▶ _Consigne écrite 1_
Relevez tous les titres de livres de Gabriel Ringlet cités dans l'extrait du document.
▶ _Consigne écrite 2_
Recopiez mot pour mot les entrées, depuis la première jusqu'à celle qui contient « imprint — [34, 392, 108, 403] », les deux bouts compris.

▶ _Extrait du document_
# # # # # # #

Gabriel Ringlet, La blessure et la grâce, Albin Michel, 01/03/2023, 1 vol. (277 p.), 19,90€
Gabriel Ringlet est un être singulier. Non pas tant par ses différentes attributions de théologien et de vice-recteur à l’université catholique de Louvain-la-Neuve ou l’engagement de certaines publications telles que L’Évangile d’un libre penseur, Éloge de la fragilité et Va où ton cœur te mène, (précédemment recensée), mais par son art de faire accéder au mystère et de réconcilier d’une certaine manière « Celui qui croyait au ciel et celui qui n’y croyait pas », selon la célèbre élégie d’Aragon.
Quelqu’un qui par sa parole libre, sans langue de bois a le don de nous faire (re)découvrir les trésors de l’Écriture pour leur donner sens et les actualiser au cœur de nos anxiétés.
En langage savant, cela relève de l’herméneutique, un domaine que l’ancien professeur maîtrise à sa manière, avec l’insigne avantage de le rendre accessible au plus grand nombre. Une chose est, en effet, le travail d’exégèse, apte à déchiffrer la part souvent hermétique des Écritures, une autre est de savoir l’intégrer dans les quotidiens cabossés de l’existence.

# # # # # # #

▶ _Données fournies_
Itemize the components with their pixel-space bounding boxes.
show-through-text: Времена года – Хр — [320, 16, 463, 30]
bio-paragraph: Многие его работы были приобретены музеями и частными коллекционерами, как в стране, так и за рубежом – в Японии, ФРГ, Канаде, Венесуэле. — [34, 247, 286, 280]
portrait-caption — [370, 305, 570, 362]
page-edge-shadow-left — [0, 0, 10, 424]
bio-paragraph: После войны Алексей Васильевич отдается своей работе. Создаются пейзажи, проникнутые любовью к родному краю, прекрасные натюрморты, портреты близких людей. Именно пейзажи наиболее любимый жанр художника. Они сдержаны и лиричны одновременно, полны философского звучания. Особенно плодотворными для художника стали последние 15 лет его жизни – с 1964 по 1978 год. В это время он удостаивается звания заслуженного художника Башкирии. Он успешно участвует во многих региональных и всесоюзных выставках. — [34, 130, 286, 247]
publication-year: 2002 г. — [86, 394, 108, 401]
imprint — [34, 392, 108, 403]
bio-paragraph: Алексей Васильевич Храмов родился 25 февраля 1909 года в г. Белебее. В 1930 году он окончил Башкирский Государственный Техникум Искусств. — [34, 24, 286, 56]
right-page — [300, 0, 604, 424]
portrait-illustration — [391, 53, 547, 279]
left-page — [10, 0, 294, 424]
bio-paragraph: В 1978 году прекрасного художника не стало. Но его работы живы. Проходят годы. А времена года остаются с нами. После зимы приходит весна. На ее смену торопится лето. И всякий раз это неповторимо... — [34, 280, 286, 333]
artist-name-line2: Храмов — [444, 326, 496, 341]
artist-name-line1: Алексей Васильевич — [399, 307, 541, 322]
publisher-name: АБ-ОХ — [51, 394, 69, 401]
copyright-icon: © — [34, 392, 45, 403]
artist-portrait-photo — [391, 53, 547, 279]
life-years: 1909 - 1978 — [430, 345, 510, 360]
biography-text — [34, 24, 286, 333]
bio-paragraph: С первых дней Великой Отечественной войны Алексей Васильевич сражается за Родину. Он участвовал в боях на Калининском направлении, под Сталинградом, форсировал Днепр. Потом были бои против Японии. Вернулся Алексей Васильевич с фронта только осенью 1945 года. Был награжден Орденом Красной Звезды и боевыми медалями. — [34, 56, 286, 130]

# # # # # # #

▶ _Réponse finale 1_
La blessure et la grâce
L'Évangile d'un libre penseur
Éloge de la fragilité
Va où ton cœur te mène

▶ _Réponse finale 2_
Itemize the components with their pixel-space bounding boxes.
show-through-text: Времена года – Хр — [320, 16, 463, 30]
bio-paragraph: Многие его работы были приобретены музеями и частными коллекционерами, как в стране, так и за рубежом – в Японии, ФРГ, Канаде, Венесуэле. — [34, 247, 286, 280]
portrait-caption — [370, 305, 570, 362]
page-edge-shadow-left — [0, 0, 10, 424]
bio-paragraph: После войны Алексей Васильевич отдается своей работе. Создаются пейзажи, проникнутые любовью к родному краю, прекрасные натюрморты, портреты близких людей. Именно пейзажи наиболее любимый жанр художника. Они сдержаны и лиричны одновременно, полны философского звучания. Особенно плодотворными для художника стали последние 15 лет его жизни – с 1964 по 1978 год. В это время он удостаивается звания заслуженного художника Башкирии. Он успешно участвует во многих региональных и всесоюзных выставках. — [34, 130, 286, 247]
publication-year: 2002 г. — [86, 394, 108, 401]
imprint — [34, 392, 108, 403]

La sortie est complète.